• Records:

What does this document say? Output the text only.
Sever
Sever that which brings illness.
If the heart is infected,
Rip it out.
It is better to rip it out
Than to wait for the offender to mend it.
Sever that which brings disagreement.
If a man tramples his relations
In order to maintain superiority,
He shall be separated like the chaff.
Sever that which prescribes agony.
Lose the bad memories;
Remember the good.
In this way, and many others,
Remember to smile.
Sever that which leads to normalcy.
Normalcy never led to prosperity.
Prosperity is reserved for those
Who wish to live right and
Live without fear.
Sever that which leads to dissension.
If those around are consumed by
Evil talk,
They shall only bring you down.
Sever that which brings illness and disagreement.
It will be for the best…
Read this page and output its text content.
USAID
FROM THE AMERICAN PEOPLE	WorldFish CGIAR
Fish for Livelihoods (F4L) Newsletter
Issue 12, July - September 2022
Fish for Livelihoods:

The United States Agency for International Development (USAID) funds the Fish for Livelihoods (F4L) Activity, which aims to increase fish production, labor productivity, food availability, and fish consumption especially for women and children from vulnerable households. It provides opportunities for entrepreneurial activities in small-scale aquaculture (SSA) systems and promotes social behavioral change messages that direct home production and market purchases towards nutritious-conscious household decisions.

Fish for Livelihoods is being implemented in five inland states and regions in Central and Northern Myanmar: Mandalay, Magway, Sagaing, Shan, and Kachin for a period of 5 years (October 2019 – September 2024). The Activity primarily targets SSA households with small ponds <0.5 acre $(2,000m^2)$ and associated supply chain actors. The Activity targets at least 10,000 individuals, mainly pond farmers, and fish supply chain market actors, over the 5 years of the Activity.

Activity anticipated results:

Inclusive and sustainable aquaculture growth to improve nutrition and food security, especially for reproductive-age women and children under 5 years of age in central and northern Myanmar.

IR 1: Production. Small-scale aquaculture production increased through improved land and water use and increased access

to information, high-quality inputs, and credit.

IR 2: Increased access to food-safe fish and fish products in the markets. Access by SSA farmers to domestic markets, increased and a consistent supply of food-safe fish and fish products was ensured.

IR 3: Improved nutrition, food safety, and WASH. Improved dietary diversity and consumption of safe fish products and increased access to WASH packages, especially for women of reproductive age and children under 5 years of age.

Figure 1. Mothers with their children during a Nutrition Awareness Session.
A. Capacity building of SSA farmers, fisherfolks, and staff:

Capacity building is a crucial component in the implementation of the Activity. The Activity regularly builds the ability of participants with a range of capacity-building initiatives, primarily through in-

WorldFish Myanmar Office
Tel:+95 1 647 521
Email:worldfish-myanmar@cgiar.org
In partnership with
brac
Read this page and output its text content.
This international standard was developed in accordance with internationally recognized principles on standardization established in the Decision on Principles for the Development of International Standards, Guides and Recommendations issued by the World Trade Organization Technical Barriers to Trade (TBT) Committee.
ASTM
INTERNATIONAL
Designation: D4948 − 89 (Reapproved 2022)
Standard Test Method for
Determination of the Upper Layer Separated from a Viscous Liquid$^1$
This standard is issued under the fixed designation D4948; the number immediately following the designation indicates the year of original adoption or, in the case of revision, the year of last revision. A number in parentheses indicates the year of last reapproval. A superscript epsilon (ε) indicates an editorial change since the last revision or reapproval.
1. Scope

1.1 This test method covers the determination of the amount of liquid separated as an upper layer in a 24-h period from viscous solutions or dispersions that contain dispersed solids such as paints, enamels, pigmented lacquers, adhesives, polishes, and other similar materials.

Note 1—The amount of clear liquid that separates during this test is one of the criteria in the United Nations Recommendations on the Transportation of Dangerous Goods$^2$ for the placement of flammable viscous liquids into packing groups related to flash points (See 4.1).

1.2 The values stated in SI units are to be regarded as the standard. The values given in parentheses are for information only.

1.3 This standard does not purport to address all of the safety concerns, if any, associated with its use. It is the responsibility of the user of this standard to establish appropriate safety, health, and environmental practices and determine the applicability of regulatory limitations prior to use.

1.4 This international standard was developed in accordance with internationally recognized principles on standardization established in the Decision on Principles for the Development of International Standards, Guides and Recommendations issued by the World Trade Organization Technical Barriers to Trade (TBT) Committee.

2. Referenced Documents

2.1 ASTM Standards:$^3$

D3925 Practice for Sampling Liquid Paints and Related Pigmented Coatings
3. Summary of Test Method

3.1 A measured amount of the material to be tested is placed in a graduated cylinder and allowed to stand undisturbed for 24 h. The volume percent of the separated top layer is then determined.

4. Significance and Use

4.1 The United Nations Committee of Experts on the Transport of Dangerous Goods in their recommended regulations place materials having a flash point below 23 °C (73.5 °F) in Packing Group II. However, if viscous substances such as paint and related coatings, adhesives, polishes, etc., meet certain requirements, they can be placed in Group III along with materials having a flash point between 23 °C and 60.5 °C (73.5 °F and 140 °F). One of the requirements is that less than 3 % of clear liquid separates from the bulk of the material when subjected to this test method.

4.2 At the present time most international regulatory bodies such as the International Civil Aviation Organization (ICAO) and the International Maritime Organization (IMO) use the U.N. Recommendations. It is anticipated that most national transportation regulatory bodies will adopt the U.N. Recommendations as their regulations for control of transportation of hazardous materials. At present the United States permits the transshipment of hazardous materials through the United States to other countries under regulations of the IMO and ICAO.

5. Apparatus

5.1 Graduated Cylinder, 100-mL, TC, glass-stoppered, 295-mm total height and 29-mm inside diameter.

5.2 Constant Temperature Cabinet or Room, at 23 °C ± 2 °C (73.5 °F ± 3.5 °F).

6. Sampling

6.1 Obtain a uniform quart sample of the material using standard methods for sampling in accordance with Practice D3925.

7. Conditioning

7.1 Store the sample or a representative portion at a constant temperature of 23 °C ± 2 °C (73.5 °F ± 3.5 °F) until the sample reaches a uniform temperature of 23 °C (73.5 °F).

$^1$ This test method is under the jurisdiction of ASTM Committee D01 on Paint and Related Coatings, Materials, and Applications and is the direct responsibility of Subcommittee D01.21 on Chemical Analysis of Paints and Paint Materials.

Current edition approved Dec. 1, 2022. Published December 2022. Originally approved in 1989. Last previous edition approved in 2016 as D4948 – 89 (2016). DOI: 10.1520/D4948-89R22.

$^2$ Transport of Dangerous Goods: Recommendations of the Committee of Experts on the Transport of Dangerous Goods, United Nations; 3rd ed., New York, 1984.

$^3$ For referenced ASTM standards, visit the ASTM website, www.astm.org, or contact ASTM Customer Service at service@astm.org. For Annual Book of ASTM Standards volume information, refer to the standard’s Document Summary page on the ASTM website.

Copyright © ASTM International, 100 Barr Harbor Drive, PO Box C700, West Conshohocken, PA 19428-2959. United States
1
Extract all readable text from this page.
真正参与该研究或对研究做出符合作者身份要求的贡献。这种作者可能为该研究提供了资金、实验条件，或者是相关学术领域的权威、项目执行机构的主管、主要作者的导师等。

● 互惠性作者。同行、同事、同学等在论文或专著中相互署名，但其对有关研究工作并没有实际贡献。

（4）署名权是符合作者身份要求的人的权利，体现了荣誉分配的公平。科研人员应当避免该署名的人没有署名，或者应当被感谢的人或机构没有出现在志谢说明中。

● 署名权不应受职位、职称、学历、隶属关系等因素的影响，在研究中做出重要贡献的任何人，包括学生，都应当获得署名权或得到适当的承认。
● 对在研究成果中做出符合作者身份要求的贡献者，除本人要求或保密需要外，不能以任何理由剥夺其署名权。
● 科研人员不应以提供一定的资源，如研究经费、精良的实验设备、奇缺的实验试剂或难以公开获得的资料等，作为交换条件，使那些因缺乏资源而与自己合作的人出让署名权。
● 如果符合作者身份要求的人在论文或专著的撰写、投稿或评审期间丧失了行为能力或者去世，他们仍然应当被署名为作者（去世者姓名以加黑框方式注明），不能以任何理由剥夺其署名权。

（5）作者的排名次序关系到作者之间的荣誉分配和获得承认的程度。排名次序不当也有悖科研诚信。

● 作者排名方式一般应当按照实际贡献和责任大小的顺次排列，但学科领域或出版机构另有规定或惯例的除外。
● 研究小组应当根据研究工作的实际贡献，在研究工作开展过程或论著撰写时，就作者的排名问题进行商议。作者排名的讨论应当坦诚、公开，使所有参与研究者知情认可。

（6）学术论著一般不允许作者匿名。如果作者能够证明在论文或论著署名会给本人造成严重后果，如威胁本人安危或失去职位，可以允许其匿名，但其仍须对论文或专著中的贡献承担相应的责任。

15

• Stated exercise: Return from the data every line that holds "Capacity".

• Answer in full:
A. Capacity building of SSA farmers, fisherfolks, and staff:
Capacity building is a crucial component in the implementation of the Activity. The Activity regularly builds the ability of participants with a range of capacity-building initiatives, primarily through in-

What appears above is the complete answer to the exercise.